■ WHAT IS NEEDED ■
Print every line of the listing exactly, please.
========================================
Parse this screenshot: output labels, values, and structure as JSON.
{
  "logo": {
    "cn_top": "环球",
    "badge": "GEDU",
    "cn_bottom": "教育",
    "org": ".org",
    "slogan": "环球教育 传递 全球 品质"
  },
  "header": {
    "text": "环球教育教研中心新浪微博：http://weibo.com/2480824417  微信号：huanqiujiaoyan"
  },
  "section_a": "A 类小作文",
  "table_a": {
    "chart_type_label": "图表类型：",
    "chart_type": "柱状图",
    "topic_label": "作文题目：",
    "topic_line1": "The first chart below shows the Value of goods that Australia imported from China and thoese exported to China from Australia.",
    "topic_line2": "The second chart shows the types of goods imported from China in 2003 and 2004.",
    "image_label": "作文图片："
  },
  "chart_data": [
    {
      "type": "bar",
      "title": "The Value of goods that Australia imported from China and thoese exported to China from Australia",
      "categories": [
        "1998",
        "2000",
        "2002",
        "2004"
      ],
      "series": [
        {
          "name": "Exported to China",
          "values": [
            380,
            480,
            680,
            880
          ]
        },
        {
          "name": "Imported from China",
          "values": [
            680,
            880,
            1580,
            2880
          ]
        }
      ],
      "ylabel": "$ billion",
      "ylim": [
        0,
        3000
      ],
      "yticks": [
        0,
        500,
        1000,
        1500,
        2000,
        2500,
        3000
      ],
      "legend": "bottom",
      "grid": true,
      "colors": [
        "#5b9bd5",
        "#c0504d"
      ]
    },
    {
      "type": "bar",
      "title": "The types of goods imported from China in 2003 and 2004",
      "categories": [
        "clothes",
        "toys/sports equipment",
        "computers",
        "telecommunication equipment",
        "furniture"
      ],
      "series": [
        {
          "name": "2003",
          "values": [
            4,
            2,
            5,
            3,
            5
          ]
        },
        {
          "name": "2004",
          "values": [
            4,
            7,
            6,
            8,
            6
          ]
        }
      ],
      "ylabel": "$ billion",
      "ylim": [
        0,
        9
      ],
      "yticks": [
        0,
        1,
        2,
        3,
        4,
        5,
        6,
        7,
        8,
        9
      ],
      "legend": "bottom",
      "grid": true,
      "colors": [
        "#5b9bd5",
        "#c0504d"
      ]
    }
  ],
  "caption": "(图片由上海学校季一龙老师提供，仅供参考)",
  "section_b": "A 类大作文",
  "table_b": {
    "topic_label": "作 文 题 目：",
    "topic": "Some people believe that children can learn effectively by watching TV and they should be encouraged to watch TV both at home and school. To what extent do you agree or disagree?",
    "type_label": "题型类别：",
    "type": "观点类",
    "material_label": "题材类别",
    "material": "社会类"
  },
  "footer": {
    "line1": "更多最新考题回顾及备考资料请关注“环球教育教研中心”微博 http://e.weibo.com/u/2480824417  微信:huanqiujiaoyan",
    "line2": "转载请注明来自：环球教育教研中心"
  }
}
========================================
■ COMPLETE OUTPUT ■
Parse this screenshot: output labels, values, and structure as JSON.
{
  "logo": {
    "cn_top": "环球",
    "badge": "GEDU",
    "cn_bottom": "教育",
    "org": ".org",
    "slogan": "环球教育 传递 全球 品质"
  },
  "header": {
    "text": "环球教育教研中心新浪微博：http://weibo.com/2480824417  微信号：huanqiujiaoyan"
  },
  "section_a": "A 类小作文",
  "table_a": {
    "chart_type_label": "图表类型：",
    "chart_type": "柱状图",
    "topic_label": "作文题目：",
    "topic_line1": "The first chart below shows the Value of goods that Australia imported from China and thoese exported to China from Australia.",
    "topic_line2": "The second chart shows the types of goods imported from China in 2003 and 2004.",
    "image_label": "作文图片："
  },
  "chart_data": [
    {
      "type": "bar",
      "title": "The Value of goods that Australia imported from China and thoese exported to China from Australia",
      "categories": [
        "1998",
        "2000",
        "2002",
        "2004"
      ],
      "series": [
        {
          "name": "Exported to China",
          "values": [
            380,
            480,
            680,
            880
          ]
        },
        {
          "name": "Imported from China",
          "values": [
            680,
            880,
            1580,
            2880
          ]
        }
      ],
      "ylabel": "$ billion",
      "ylim": [
        0,
        3000
      ],
      "yticks": [
        0,
        500,
        1000,
        1500,
        2000,
        2500,
        3000
      ],
      "legend": "bottom",
      "grid": true,
      "colors": [
        "#5b9bd5",
        "#c0504d"
      ]
    },
    {
      "type": "bar",
      "title": "The types of goods imported from China in 2003 and 2004",
      "categories": [
        "clothes",
        "toys/sports equipment",
        "computers",
        "telecommunication equipment",
        "furniture"
      ],
      "series": [
        {
          "name": "2003",
          "values": [
            4,
            2,
            5,
            3,
            5
          ]
        },
        {
          "name": "2004",
          "values": [
            4,
            7,
            6,
            8,
            6
          ]
        }
      ],
      "ylabel": "$ billion",
      "ylim": [
        0,
        9
      ],
      "yticks": [
        0,
        1,
        2,
        3,
        4,
        5,
        6,
        7,
        8,
        9
      ],
      "legend": "bottom",
      "grid": true,
      "colors": [
        "#5b9bd5",
        "#c0504d"
      ]
    }
  ],
  "caption": "(图片由上海学校季一龙老师提供，仅供参考)",
  "section_b": "A 类大作文",
  "table_b": {
    "topic_label": "作 文 题 目：",
    "topic": "Some people believe that children can learn effectively by watching TV and they should be encouraged to watch TV both at home and school. To what extent do you agree or disagree?",
    "type_label": "题型类别：",
    "type": "观点类",
    "material_label": "题材类别",
    "material": "社会类"
  },
  "footer": {
    "line1": "更多最新考题回顾及备考资料请关注“环球教育教研中心”微博 http://e.weibo.com/u/2480824417  微信:huanqiujiaoyan",
    "line2": "转载请注明来自：环球教育教研中心"
  }
}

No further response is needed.